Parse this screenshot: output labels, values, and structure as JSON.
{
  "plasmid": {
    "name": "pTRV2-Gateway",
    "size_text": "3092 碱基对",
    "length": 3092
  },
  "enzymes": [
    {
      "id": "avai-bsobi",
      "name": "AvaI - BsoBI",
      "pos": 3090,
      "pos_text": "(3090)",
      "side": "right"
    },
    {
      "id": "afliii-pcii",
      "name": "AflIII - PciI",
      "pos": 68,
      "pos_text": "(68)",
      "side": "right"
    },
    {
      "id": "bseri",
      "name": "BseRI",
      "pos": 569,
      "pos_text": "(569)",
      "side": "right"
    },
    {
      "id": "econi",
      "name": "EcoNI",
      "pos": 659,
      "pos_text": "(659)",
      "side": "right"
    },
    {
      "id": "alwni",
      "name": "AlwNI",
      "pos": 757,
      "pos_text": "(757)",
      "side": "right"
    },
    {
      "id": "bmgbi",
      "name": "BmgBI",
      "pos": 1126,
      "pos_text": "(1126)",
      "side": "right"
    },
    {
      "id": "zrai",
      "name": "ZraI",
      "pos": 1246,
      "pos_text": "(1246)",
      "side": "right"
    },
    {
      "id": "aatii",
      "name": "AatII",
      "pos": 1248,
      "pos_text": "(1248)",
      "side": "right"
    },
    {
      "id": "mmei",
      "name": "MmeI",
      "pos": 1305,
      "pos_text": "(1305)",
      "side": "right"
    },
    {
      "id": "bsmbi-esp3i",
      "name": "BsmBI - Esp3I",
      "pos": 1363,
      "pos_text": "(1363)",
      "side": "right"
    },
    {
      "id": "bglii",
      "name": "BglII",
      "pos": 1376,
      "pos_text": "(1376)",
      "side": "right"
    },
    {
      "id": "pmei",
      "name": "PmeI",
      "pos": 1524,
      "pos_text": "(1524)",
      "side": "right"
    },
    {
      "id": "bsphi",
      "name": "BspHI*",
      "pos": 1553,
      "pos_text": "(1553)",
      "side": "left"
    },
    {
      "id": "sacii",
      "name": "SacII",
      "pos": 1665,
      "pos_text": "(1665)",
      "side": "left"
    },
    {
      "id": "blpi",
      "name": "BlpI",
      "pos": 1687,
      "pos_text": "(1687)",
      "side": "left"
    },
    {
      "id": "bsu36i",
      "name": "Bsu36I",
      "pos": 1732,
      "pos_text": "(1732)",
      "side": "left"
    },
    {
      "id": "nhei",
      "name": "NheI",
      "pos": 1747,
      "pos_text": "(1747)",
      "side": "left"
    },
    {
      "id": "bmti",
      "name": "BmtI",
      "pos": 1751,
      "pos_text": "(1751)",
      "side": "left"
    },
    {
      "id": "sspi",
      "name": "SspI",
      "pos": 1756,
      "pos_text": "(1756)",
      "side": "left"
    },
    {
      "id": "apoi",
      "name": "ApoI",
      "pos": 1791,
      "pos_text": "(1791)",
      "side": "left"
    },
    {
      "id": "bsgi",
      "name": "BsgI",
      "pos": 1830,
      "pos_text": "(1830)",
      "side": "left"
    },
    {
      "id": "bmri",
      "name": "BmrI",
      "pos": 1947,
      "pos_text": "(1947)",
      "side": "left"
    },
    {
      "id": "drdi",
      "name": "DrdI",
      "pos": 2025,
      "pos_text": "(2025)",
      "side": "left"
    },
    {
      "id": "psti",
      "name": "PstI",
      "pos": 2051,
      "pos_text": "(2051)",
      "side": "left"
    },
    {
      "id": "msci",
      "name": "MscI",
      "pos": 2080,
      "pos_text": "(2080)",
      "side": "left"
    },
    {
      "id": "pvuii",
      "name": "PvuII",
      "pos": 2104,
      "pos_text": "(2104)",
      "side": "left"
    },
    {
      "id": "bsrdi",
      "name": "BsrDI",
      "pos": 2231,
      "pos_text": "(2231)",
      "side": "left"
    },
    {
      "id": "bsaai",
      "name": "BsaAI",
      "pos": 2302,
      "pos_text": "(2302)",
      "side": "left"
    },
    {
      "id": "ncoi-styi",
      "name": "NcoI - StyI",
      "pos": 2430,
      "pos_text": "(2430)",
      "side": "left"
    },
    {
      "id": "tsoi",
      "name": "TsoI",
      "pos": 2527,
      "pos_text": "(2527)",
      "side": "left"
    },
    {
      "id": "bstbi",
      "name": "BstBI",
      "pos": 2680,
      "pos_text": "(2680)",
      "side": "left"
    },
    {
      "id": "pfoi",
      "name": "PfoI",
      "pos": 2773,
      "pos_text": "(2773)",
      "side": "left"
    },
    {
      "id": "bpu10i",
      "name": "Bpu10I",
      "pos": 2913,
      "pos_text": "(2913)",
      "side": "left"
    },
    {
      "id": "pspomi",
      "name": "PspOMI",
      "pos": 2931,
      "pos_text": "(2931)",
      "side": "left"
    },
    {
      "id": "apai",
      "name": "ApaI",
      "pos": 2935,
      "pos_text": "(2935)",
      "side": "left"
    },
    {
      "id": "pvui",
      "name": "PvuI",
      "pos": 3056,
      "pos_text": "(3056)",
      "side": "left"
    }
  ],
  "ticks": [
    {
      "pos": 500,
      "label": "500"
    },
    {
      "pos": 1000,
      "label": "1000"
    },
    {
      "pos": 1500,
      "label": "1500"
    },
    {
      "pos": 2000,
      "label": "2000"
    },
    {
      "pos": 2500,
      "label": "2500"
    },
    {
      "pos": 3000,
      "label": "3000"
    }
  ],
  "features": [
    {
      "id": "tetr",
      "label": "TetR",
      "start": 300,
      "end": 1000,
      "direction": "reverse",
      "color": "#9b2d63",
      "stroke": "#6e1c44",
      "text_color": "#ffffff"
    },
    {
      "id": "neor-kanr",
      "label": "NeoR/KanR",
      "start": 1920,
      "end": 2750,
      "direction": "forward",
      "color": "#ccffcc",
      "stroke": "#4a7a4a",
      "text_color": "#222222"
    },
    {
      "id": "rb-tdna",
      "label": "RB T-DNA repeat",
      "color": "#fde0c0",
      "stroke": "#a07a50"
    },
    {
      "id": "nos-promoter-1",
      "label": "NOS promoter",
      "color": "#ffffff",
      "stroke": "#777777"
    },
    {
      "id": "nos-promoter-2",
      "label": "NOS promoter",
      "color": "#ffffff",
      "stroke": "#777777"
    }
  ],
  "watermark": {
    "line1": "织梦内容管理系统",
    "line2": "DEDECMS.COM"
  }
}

* **Exercise prompt**
Retype the listing. Match it exactly.

* **Answer to this exercise**
Parse this screenshot: output labels, values, and structure as JSON.
{
  "plasmid": {
    "name": "pTRV2-Gateway",
    "size_text": "3092 碱基对",
    "length": 3092
  },
  "enzymes": [
    {
      "id": "avai-bsobi",
      "name": "AvaI - BsoBI",
      "pos": 3090,
      "pos_text": "(3090)",
      "side": "right"
    },
    {
      "id": "afliii-pcii",
      "name": "AflIII - PciI",
      "pos": 68,
      "pos_text": "(68)",
      "side": "right"
    },
    {
      "id": "bseri",
      "name": "BseRI",
      "pos": 569,
      "pos_text": "(569)",
      "side": "right"
    },
    {
      "id": "econi",
      "name": "EcoNI",
      "pos": 659,
      "pos_text": "(659)",
      "side": "right"
    },
    {
      "id": "alwni",
      "name": "AlwNI",
      "pos": 757,
      "pos_text": "(757)",
      "side": "right"
    },
    {
      "id": "bmgbi",
      "name": "BmgBI",
      "pos": 1126,
      "pos_text": "(1126)",
      "side": "right"
    },
    {
      "id": "zrai",
      "name": "ZraI",
      "pos": 1246,
      "pos_text": "(1246)",
      "side": "right"
    },
    {
      "id": "aatii",
      "name": "AatII",
      "pos": 1248,
      "pos_text": "(1248)",
      "side": "right"
    },
    {
      "id": "mmei",
      "name": "MmeI",
      "pos": 1305,
      "pos_text": "(1305)",
      "side": "right"
    },
    {
      "id": "bsmbi-esp3i",
      "name": "BsmBI - Esp3I",
      "pos": 1363,
      "pos_text": "(1363)",
      "side": "right"
    },
    {
      "id": "bglii",
      "name": "BglII",
      "pos": 1376,
      "pos_text": "(1376)",
      "side": "right"
    },
    {
      "id": "pmei",
      "name": "PmeI",
      "pos": 1524,
      "pos_text": "(1524)",
      "side": "right"
    },
    {
      "id": "bsphi",
      "name": "BspHI*",
      "pos": 1553,
      "pos_text": "(1553)",
      "side": "left"
    },
    {
      "id": "sacii",
      "name": "SacII",
      "pos": 1665,
      "pos_text": "(1665)",
      "side": "left"
    },
    {
      "id": "blpi",
      "name": "BlpI",
      "pos": 1687,
      "pos_text": "(1687)",
      "side": "left"
    },
    {
      "id": "bsu36i",
      "name": "Bsu36I",
      "pos": 1732,
      "pos_text": "(1732)",
      "side": "left"
    },
    {
      "id": "nhei",
      "name": "NheI",
      "pos": 1747,
      "pos_text": "(1747)",
      "side": "left"
    },
    {
      "id": "bmti",
      "name": "BmtI",
      "pos": 1751,
      "pos_text": "(1751)",
      "side": "left"
    },
    {
      "id": "sspi",
      "name": "SspI",
      "pos": 1756,
      "pos_text": "(1756)",
      "side": "left"
    },
    {
      "id": "apoi",
      "name": "ApoI",
      "pos": 1791,
      "pos_text": "(1791)",
      "side": "left"
    },
    {
      "id": "bsgi",
      "name": "BsgI",
      "pos": 1830,
      "pos_text": "(1830)",
      "side": "left"
    },
    {
      "id": "bmri",
      "name": "BmrI",
      "pos": 1947,
      "pos_text": "(1947)",
      "side": "left"
    },
    {
      "id": "drdi",
      "name": "DrdI",
      "pos": 2025,
      "pos_text": "(2025)",
      "side": "left"
    },
    {
      "id": "psti",
      "name": "PstI",
      "pos": 2051,
      "pos_text": "(2051)",
      "side": "left"
    },
    {
      "id": "msci",
      "name": "MscI",
      "pos": 2080,
      "pos_text": "(2080)",
      "side": "left"
    },
    {
      "id": "pvuii",
      "name": "PvuII",
      "pos": 2104,
      "pos_text": "(2104)",
      "side": "left"
    },
    {
      "id": "bsrdi",
      "name": "BsrDI",
      "pos": 2231,
      "pos_text": "(2231)",
      "side": "left"
    },
    {
      "id": "bsaai",
      "name": "BsaAI",
      "pos": 2302,
      "pos_text": "(2302)",
      "side": "left"
    },
    {
      "id": "ncoi-styi",
      "name": "NcoI - StyI",
      "pos": 2430,
      "pos_text": "(2430)",
      "side": "left"
    },
    {
      "id": "tsoi",
      "name": "TsoI",
      "pos": 2527,
      "pos_text": "(2527)",
      "side": "left"
    },
    {
      "id": "bstbi",
      "name": "BstBI",
      "pos": 2680,
      "pos_text": "(2680)",
      "side": "left"
    },
    {
      "id": "pfoi",
      "name": "PfoI",
      "pos": 2773,
      "pos_text": "(2773)",
      "side": "left"
    },
    {
      "id": "bpu10i",
      "name": "Bpu10I",
      "pos": 2913,
      "pos_text": "(2913)",
      "side": "left"
    },
    {
      "id": "pspomi",
      "name": "PspOMI",
      "pos": 2931,
      "pos_text": "(2931)",
      "side": "left"
    },
    {
      "id": "apai",
      "name": "ApaI",
      "pos": 2935,
      "pos_text": "(2935)",
      "side": "left"
    },
    {
      "id": "pvui",
      "name": "PvuI",
      "pos": 3056,
      "pos_text": "(3056)",
      "side": "left"
    }
  ],
  "ticks": [
    {
      "pos": 500,
      "label": "500"
    },
    {
      "pos": 1000,
      "label": "1000"
    },
    {
      "pos": 1500,
      "label": "1500"
    },
    {
      "pos": 2000,
      "label": "2000"
    },
    {
      "pos": 2500,
      "label": "2500"
    },
    {
      "pos": 3000,
      "label": "3000"
    }
  ],
  "features": [
    {
      "id": "tetr",
      "label": "TetR",
      "start": 300,
      "end": 1000,
      "direction": "reverse",
      "color": "#9b2d63",
      "stroke": "#6e1c44",
      "text_color": "#ffffff"
    },
    {
      "id": "neor-kanr",
      "label": "NeoR/KanR",
      "start": 1920,
      "end": 2750,
      "direction": "forward",
      "color": "#ccffcc",
      "stroke": "#4a7a4a",
      "text_color": "#222222"
    },
    {
      "id": "rb-tdna",
      "label": "RB T-DNA repeat",
      "color": "#fde0c0",
      "stroke": "#a07a50"
    },
    {
      "id": "nos-promoter-1",
      "label": "NOS promoter",
      "color": "#ffffff",
      "stroke": "#777777"
    },
    {
      "id": "nos-promoter-2",
      "label": "NOS promoter",
      "color": "#ffffff",
      "stroke": "#777777"
    }
  ],
  "watermark": {
    "line1": "织梦内容管理系统",
    "line2": "DEDECMS.COM"
  }
}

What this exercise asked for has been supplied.